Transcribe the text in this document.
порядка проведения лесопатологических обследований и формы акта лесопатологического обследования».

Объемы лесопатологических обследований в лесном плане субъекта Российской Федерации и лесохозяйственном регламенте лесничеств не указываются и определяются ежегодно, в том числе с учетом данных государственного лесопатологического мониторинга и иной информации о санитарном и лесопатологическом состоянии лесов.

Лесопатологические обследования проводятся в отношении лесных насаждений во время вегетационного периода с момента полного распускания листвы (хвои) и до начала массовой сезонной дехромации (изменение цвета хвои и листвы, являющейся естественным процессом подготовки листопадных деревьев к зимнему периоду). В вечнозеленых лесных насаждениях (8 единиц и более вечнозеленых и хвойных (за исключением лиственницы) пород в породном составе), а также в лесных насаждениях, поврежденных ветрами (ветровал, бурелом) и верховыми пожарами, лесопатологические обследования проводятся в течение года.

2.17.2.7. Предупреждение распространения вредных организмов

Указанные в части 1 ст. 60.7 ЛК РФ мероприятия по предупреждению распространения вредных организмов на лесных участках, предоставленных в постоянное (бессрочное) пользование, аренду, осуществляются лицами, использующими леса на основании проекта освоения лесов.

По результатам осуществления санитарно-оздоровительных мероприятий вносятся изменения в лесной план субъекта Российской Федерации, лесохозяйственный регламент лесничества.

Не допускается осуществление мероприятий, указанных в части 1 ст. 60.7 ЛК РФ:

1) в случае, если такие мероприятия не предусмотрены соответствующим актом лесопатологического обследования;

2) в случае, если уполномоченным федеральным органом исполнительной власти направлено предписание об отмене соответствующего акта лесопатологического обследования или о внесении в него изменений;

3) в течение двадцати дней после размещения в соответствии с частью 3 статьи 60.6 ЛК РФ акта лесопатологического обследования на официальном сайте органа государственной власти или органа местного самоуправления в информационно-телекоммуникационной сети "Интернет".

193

════════════════

Identify and copy the lines holding the word "Федерации".

Объемы лесопатологических обследований в лесном плане субъекта Российской Федерации и лесохозяйственном регламенте лесничеств не указываются и определяются ежегодно, в том числе с учетом данных государственного лесопатологического мониторинга и иной информации о санитарном и лесопатологическом состоянии лесов.
По результатам осуществления санитарно-оздоровительных мероприятий вносятся изменения в лесной план субъекта Российской Федерации, лесохозяйственный регламент лесничества.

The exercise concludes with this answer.